Extract the text of each entry below exactly, leaving every image behind.

### Data supplied

______

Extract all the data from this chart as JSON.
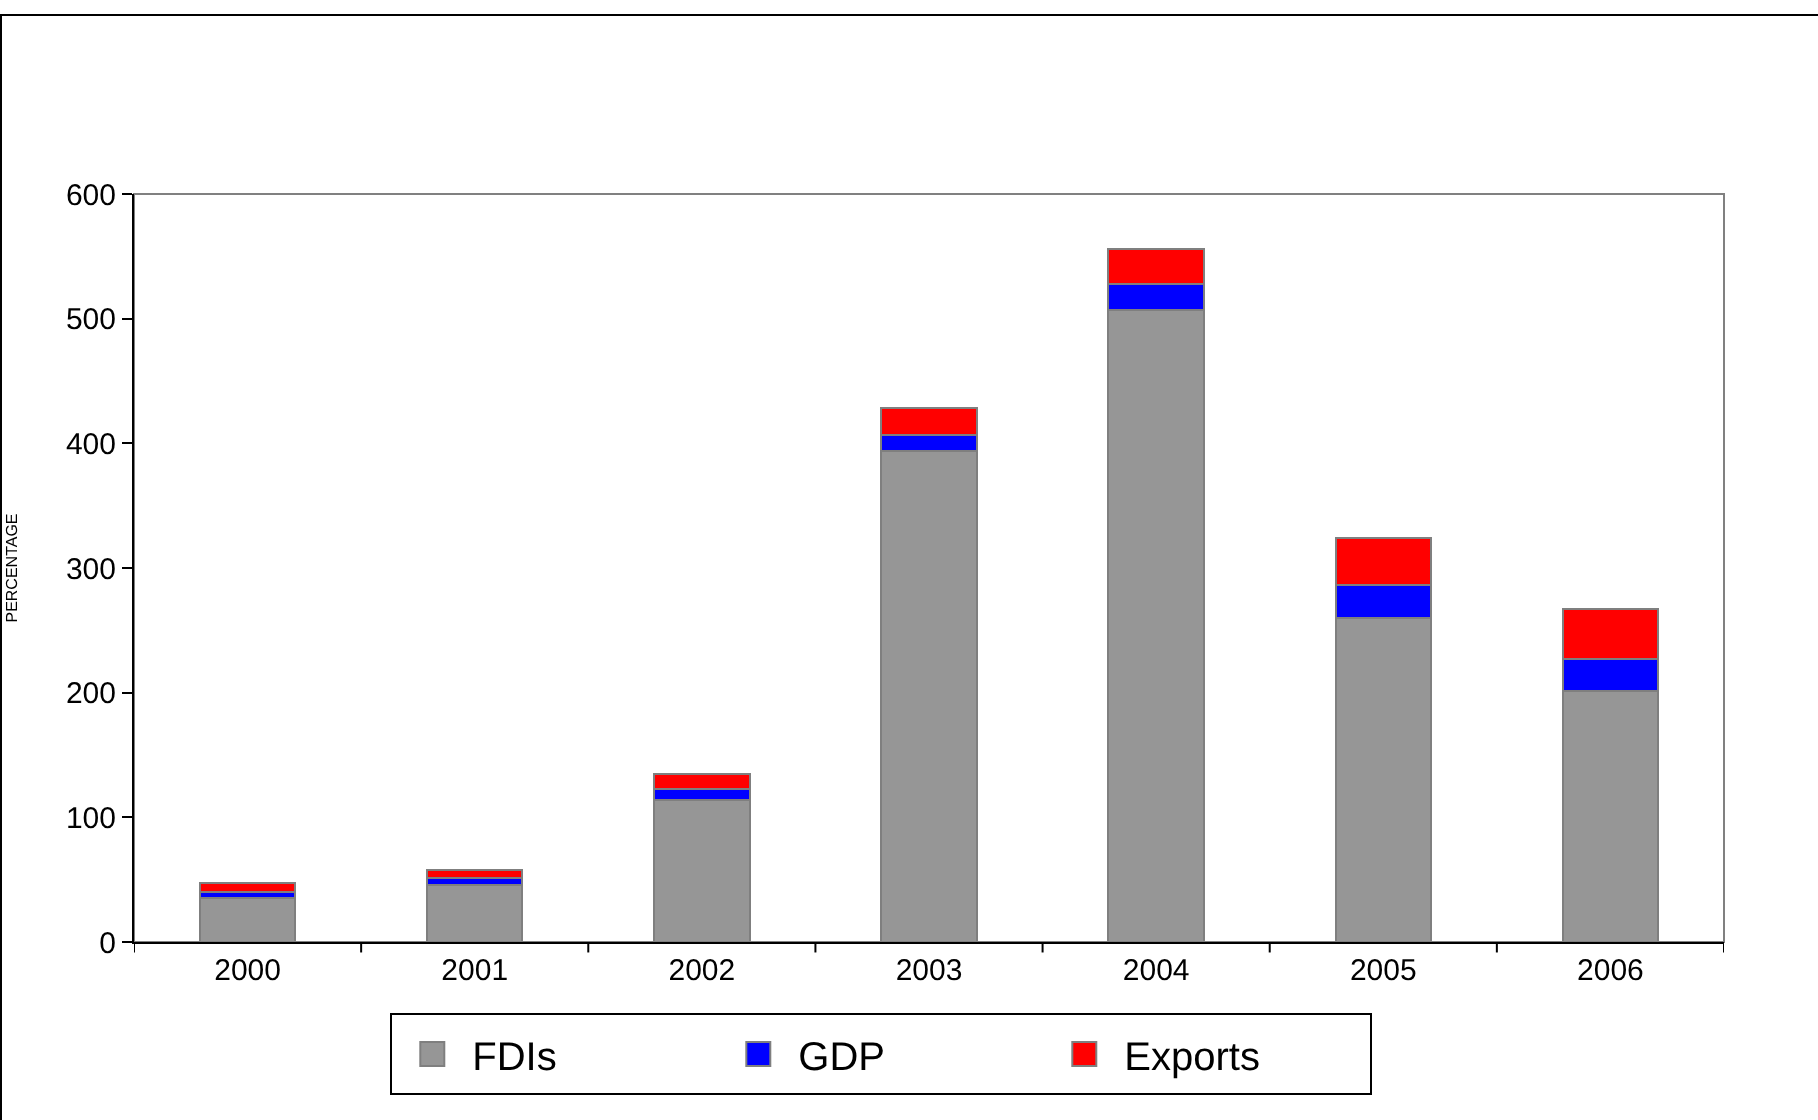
{
  "chart_data": {
    "type": "bar",
    "stacked": true,
    "ylabel": "PERCENTAGE",
    "categories": [
      "2000",
      "2001",
      "2002",
      "2003",
      "2004",
      "2005",
      "2006"
    ],
    "series": [
      {
        "name": "FDIs",
        "color": "#969696",
        "values": [
          35,
          46,
          114,
          394,
          507,
          260,
          201
        ]
      },
      {
        "name": "GDP",
        "color": "#0000ff",
        "values": [
          5,
          5,
          9,
          13,
          21,
          26,
          26
        ]
      },
      {
        "name": "Exports",
        "color": "#ff0000",
        "values": [
          7,
          7,
          12,
          21,
          28,
          38,
          40
        ]
      }
    ],
    "ylim": [
      0,
      600
    ],
    "yticks": [
      0,
      100,
      200,
      300,
      400,
      500,
      600
    ],
    "legend": "bottom"
  }
}
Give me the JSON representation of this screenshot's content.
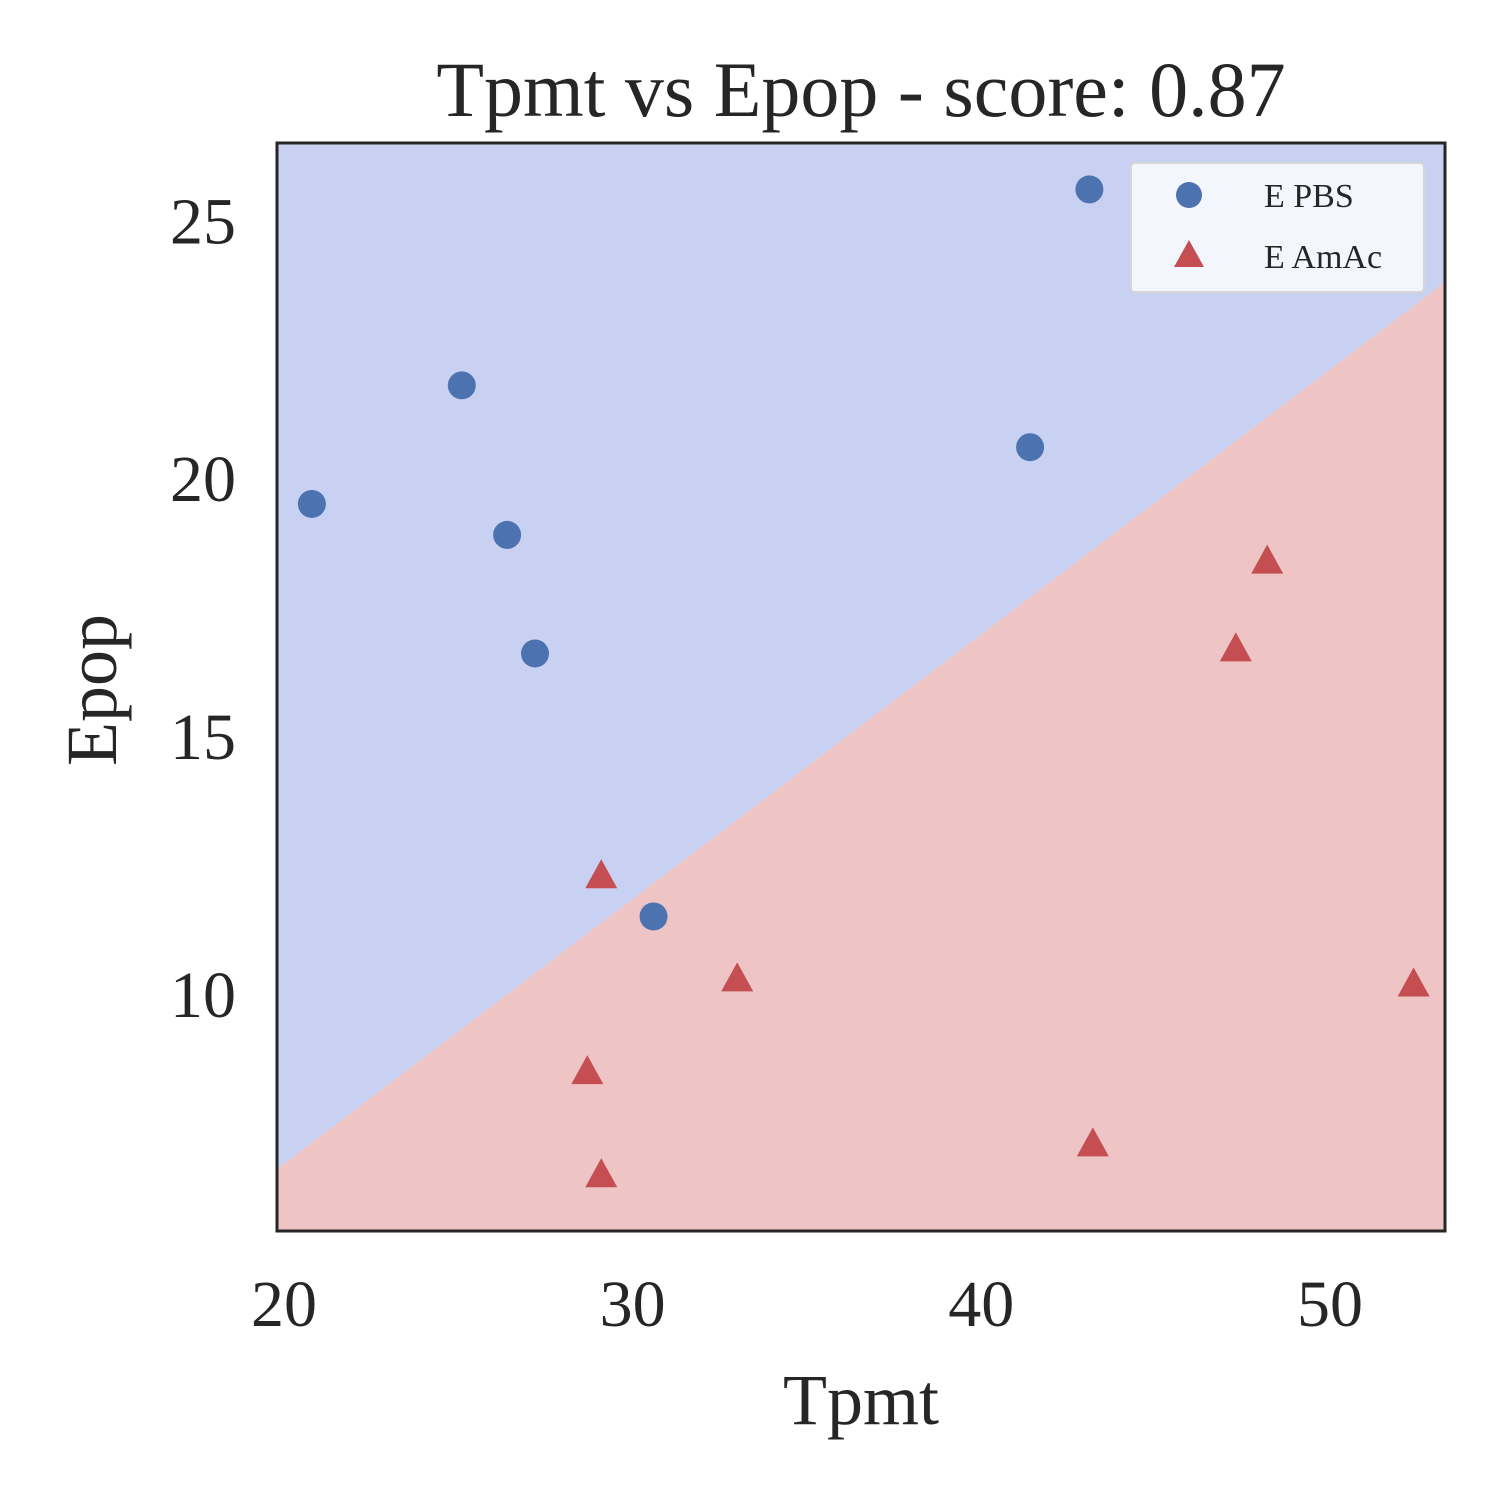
{
  "chart_data": {
    "type": "scatter",
    "title": "Tpmt vs Epop - score: 0.87",
    "xlabel": "Tpmt",
    "ylabel": "Epop",
    "xlim": [
      19.8,
      53.3
    ],
    "ylim": [
      5.4,
      26.5
    ],
    "xticks": [
      20,
      30,
      40,
      50
    ],
    "yticks": [
      10,
      15,
      20,
      25
    ],
    "legend_position": "top-right",
    "decision_boundary": {
      "x": [
        19.8,
        53.3
      ],
      "y": [
        6.6,
        23.8
      ]
    },
    "regions": [
      {
        "name": "E PBS",
        "side": "above",
        "color": "#c9d1f2"
      },
      {
        "name": "E AmAc",
        "side": "below",
        "color": "#efc4c4"
      }
    ],
    "series": [
      {
        "name": "E PBS",
        "marker": "circle",
        "color": "#4c72b0",
        "x": [
          20.8,
          25.1,
          26.4,
          27.2,
          30.6,
          41.4,
          43.1
        ],
        "y": [
          19.5,
          21.8,
          18.9,
          16.6,
          11.5,
          20.6,
          25.6
        ]
      },
      {
        "name": "E AmAc",
        "marker": "triangle",
        "color": "#c44e52",
        "x": [
          29.1,
          28.7,
          29.1,
          33.0,
          43.2,
          47.3,
          48.2,
          52.4
        ],
        "y": [
          12.3,
          8.5,
          6.5,
          10.3,
          7.1,
          16.7,
          18.4,
          10.2
        ]
      }
    ]
  }
}
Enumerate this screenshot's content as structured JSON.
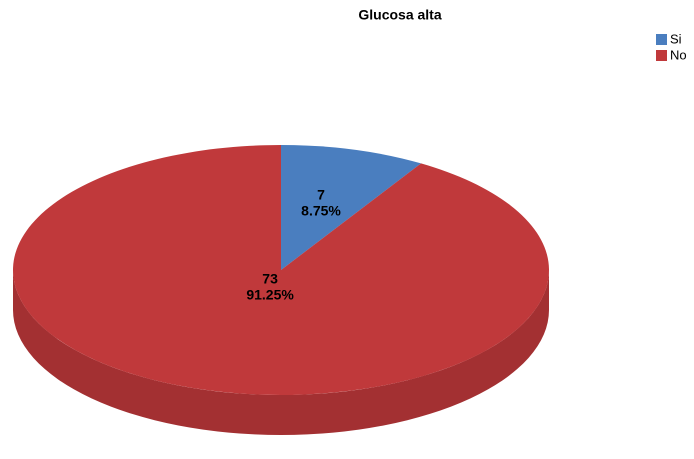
{
  "chart_data": {
    "type": "pie",
    "title": "Glucosa alta",
    "categories": [
      "Si",
      "No"
    ],
    "values": [
      7,
      73
    ],
    "percentages": [
      8.75,
      91.25
    ],
    "percentage_labels": [
      "8.75%",
      "91.25%"
    ],
    "colors": [
      "#4a7ebf",
      "#c0393b"
    ],
    "legend": "top-right"
  }
}
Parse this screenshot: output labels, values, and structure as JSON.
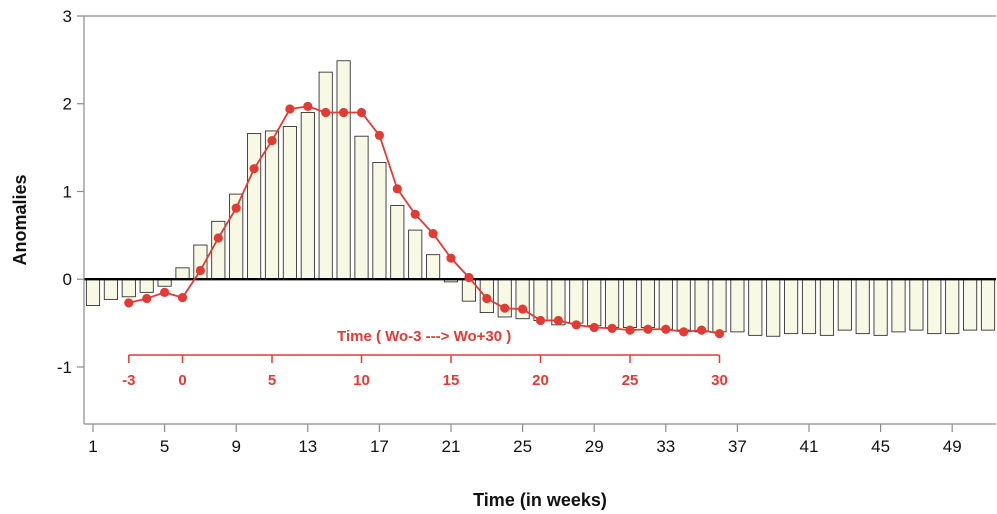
{
  "chart_data": {
    "type": "bar",
    "title": "",
    "xlabel": "Time (in weeks)",
    "ylabel": "Anomalies",
    "xlim": [
      0.5,
      53
    ],
    "ylim": [
      -1.65,
      3
    ],
    "x_ticks": [
      1,
      5,
      9,
      13,
      17,
      21,
      25,
      29,
      33,
      37,
      41,
      45,
      49
    ],
    "y_ticks": [
      -1,
      0,
      1,
      2,
      3
    ],
    "grid": false,
    "colors": {
      "bar_fill": "#f7f9e4",
      "bar_stroke": "#333333",
      "line": "#e23b36",
      "axis": "#8a8a8a",
      "zero_line": "#000000"
    },
    "bars": {
      "x": [
        1,
        2,
        3,
        4,
        5,
        6,
        7,
        8,
        9,
        10,
        11,
        12,
        13,
        14,
        15,
        16,
        17,
        18,
        19,
        20,
        21,
        22,
        23,
        24,
        25,
        26,
        27,
        28,
        29,
        30,
        31,
        32,
        33,
        34,
        35,
        36,
        37,
        38,
        39,
        40,
        41,
        42,
        43,
        44,
        45,
        46,
        47,
        48,
        49,
        50,
        51,
        52
      ],
      "values": [
        -0.3,
        -0.23,
        -0.2,
        -0.15,
        -0.08,
        0.13,
        0.39,
        0.66,
        0.97,
        1.66,
        1.69,
        1.74,
        1.9,
        2.36,
        2.49,
        1.63,
        1.33,
        0.84,
        0.56,
        0.28,
        -0.03,
        -0.25,
        -0.38,
        -0.43,
        -0.45,
        -0.47,
        -0.52,
        -0.5,
        -0.53,
        -0.55,
        -0.55,
        -0.55,
        -0.57,
        -0.58,
        -0.6,
        -0.6,
        -0.6,
        -0.64,
        -0.65,
        -0.62,
        -0.62,
        -0.64,
        -0.58,
        -0.62,
        -0.64,
        -0.6,
        -0.58,
        -0.62,
        -0.62,
        -0.58,
        -0.58,
        -0.58
      ]
    },
    "series": [
      {
        "x": [
          3,
          4,
          5,
          6,
          7,
          8,
          9,
          10,
          11,
          12,
          13,
          14,
          15,
          16,
          17,
          18,
          19,
          20,
          21,
          22,
          23,
          24,
          25,
          26,
          27,
          28,
          29,
          30,
          31,
          32,
          33,
          34,
          35,
          36
        ],
        "values": [
          -0.27,
          -0.22,
          -0.15,
          -0.21,
          0.1,
          0.47,
          0.81,
          1.26,
          1.58,
          1.94,
          1.97,
          1.9,
          1.9,
          1.9,
          1.64,
          1.03,
          0.74,
          0.52,
          0.24,
          0.02,
          -0.22,
          -0.33,
          -0.34,
          -0.47,
          -0.47,
          -0.52,
          -0.55,
          -0.56,
          -0.58,
          -0.57,
          -0.57,
          -0.6,
          -0.58,
          -0.62
        ]
      }
    ],
    "secondary_axis": {
      "title": "Time ( Wo-3 ---> Wo+30 )",
      "ticks": [
        {
          "x": 3,
          "label": "-3"
        },
        {
          "x": 6,
          "label": "0"
        },
        {
          "x": 11,
          "label": "5"
        },
        {
          "x": 16,
          "label": "10"
        },
        {
          "x": 21,
          "label": "15"
        },
        {
          "x": 26,
          "label": "20"
        },
        {
          "x": 31,
          "label": "25"
        },
        {
          "x": 36,
          "label": "30"
        }
      ],
      "range_x": [
        3,
        36
      ]
    }
  }
}
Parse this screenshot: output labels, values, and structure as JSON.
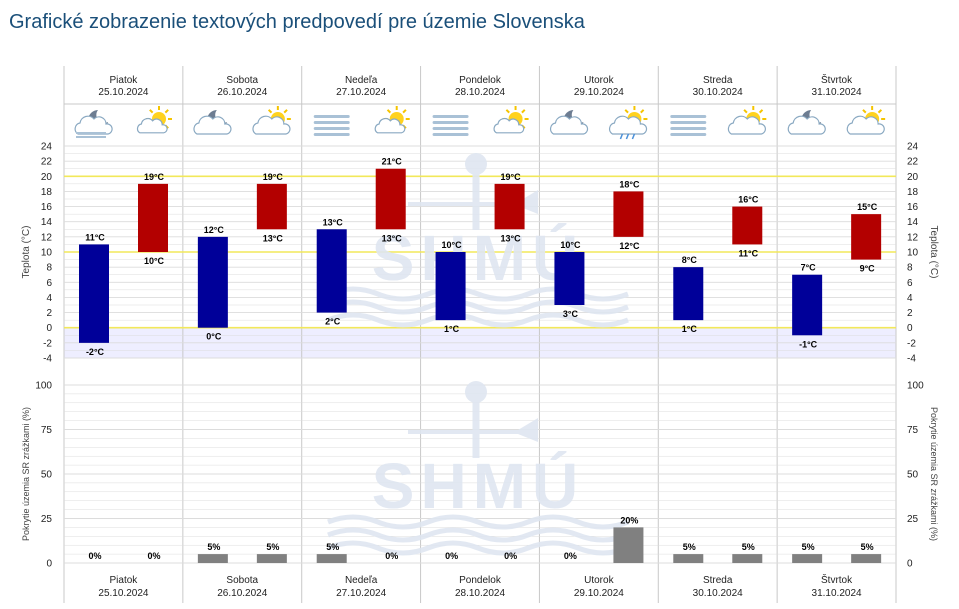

______

### Problem solution
Extract all the data from this chart as JSON.
{
  "chart_data": {
    "type": "bar",
    "stacked": true,
    "ylabel": "PERCENTAGE",
    "categories": [
      "2000",
      "2001",
      "2002",
      "2003",
      "2004",
      "2005",
      "2006"
    ],
    "series": [
      {
        "name": "FDIs",
        "color": "#969696",
        "values": [
          35,
          46,
          114,
          394,
          507,
          260,
          201
        ]
      },
      {
        "name": "GDP",
        "color": "#0000ff",
        "values": [
          5,
          5,
          9,
          13,
          21,
          26,
          26
        ]
      },
      {
        "name": "Exports",
        "color": "#ff0000",
        "values": [
          7,
          7,
          12,
          21,
          28,
          38,
          40
        ]
      }
    ],
    "ylim": [
      0,
      600
    ],
    "yticks": [
      0,
      100,
      200,
      300,
      400,
      500,
      600
    ],
    "legend": "bottom"
  }
}
Give me the JSON representation of this screenshot's content.
{
  "chart_data": {
    "type": "scatter",
    "title": "Tpmt vs Epop - score: 0.87",
    "xlabel": "Tpmt",
    "ylabel": "Epop",
    "xlim": [
      19.8,
      53.3
    ],
    "ylim": [
      5.4,
      26.5
    ],
    "xticks": [
      20,
      30,
      40,
      50
    ],
    "yticks": [
      10,
      15,
      20,
      25
    ],
    "legend_position": "top-right",
    "decision_boundary": {
      "x": [
        19.8,
        53.3
      ],
      "y": [
        6.6,
        23.8
      ]
    },
    "regions": [
      {
        "name": "E PBS",
        "side": "above",
        "color": "#c9d1f2"
      },
      {
        "name": "E AmAc",
        "side": "below",
        "color": "#efc4c4"
      }
    ],
    "series": [
      {
        "name": "E PBS",
        "marker": "circle",
        "color": "#4c72b0",
        "x": [
          20.8,
          25.1,
          26.4,
          27.2,
          30.6,
          41.4,
          43.1
        ],
        "y": [
          19.5,
          21.8,
          18.9,
          16.6,
          11.5,
          20.6,
          25.6
        ]
      },
      {
        "name": "E AmAc",
        "marker": "triangle",
        "color": "#c44e52",
        "x": [
          29.1,
          28.7,
          29.1,
          33.0,
          43.2,
          47.3,
          48.2,
          52.4
        ],
        "y": [
          12.3,
          8.5,
          6.5,
          10.3,
          7.1,
          16.7,
          18.4,
          10.2
        ]
      }
    ]
  }
}
Enumerate this screenshot's content as structured JSON.
{
  "chart_data": {
    "type": "pie",
    "title": "Glucosa alta",
    "categories": [
      "Si",
      "No"
    ],
    "values": [
      7,
      73
    ],
    "percentages": [
      8.75,
      91.25
    ],
    "percentage_labels": [
      "8.75%",
      "91.25%"
    ],
    "colors": [
      "#4a7ebf",
      "#c0393b"
    ],
    "legend": "top-right"
  }
}
Parse this screenshot: output labels, values, and structure as JSON.
{
  "chart_data": {
    "type": "bar",
    "title": "",
    "xlabel": "Time (in weeks)",
    "ylabel": "Anomalies",
    "xlim": [
      0.5,
      53
    ],
    "ylim": [
      -1.65,
      3
    ],
    "x_ticks": [
      1,
      5,
      9,
      13,
      17,
      21,
      25,
      29,
      33,
      37,
      41,
      45,
      49
    ],
    "y_ticks": [
      -1,
      0,
      1,
      2,
      3
    ],
    "grid": false,
    "colors": {
      "bar_fill": "#f7f9e4",
      "bar_stroke": "#333333",
      "line": "#e23b36",
      "axis": "#8a8a8a",
      "zero_line": "#000000"
    },
    "bars": {
      "x": [
        1,
        2,
        3,
        4,
        5,
        6,
        7,
        8,
        9,
        10,
        11,
        12,
        13,
        14,
        15,
        16,
        17,
        18,
        19,
        20,
        21,
        22,
        23,
        24,
        25,
        26,
        27,
        28,
        29,
        30,
        31,
        32,
        33,
        34,
        35,
        36,
        37,
        38,
        39,
        40,
        41,
        42,
        43,
        44,
        45,
        46,
        47,
        48,
        49,
        50,
        51,
        52
      ],
      "values": [
        -0.3,
        -0.23,
        -0.2,
        -0.15,
        -0.08,
        0.13,
        0.39,
        0.66,
        0.97,
        1.66,
        1.69,
        1.74,
        1.9,
        2.36,
        2.49,
        1.63,
        1.33,
        0.84,
        0.56,
        0.28,
        -0.03,
        -0.25,
        -0.38,
        -0.43,
        -0.45,
        -0.47,
        -0.52,
        -0.5,
        -0.53,
        -0.55,
        -0.55,
        -0.55,
        -0.57,
        -0.58,
        -0.6,
        -0.6,
        -0.6,
        -0.64,
        -0.65,
        -0.62,
        -0.62,
        -0.64,
        -0.58,
        -0.62,
        -0.64,
        -0.6,
        -0.58,
        -0.62,
        -0.62,
        -0.58,
        -0.58,
        -0.58
      ]
    },
    "series": [
      {
        "x": [
          3,
          4,
          5,
          6,
          7,
          8,
          9,
          10,
          11,
          12,
          13,
          14,
          15,
          16,
          17,
          18,
          19,
          20,
          21,
          22,
          23,
          24,
          25,
          26,
          27,
          28,
          29,
          30,
          31,
          32,
          33,
          34,
          35,
          36
        ],
        "values": [
          -0.27,
          -0.22,
          -0.15,
          -0.21,
          0.1,
          0.47,
          0.81,
          1.26,
          1.58,
          1.94,
          1.97,
          1.9,
          1.9,
          1.9,
          1.64,
          1.03,
          0.74,
          0.52,
          0.24,
          0.02,
          -0.22,
          -0.33,
          -0.34,
          -0.47,
          -0.47,
          -0.52,
          -0.55,
          -0.56,
          -0.58,
          -0.57,
          -0.57,
          -0.6,
          -0.58,
          -0.62
        ]
      }
    ],
    "secondary_axis": {
      "title": "Time ( Wo-3 ---> Wo+30 )",
      "ticks": [
        {
          "x": 3,
          "label": "-3"
        },
        {
          "x": 6,
          "label": "0"
        },
        {
          "x": 11,
          "label": "5"
        },
        {
          "x": 16,
          "label": "10"
        },
        {
          "x": 21,
          "label": "15"
        },
        {
          "x": 26,
          "label": "20"
        },
        {
          "x": 31,
          "label": "25"
        },
        {
          "x": 36,
          "label": "30"
        }
      ],
      "range_x": [
        3,
        36
      ]
    }
  }
}
Parse this screenshot: output labels, values, and structure as JSON.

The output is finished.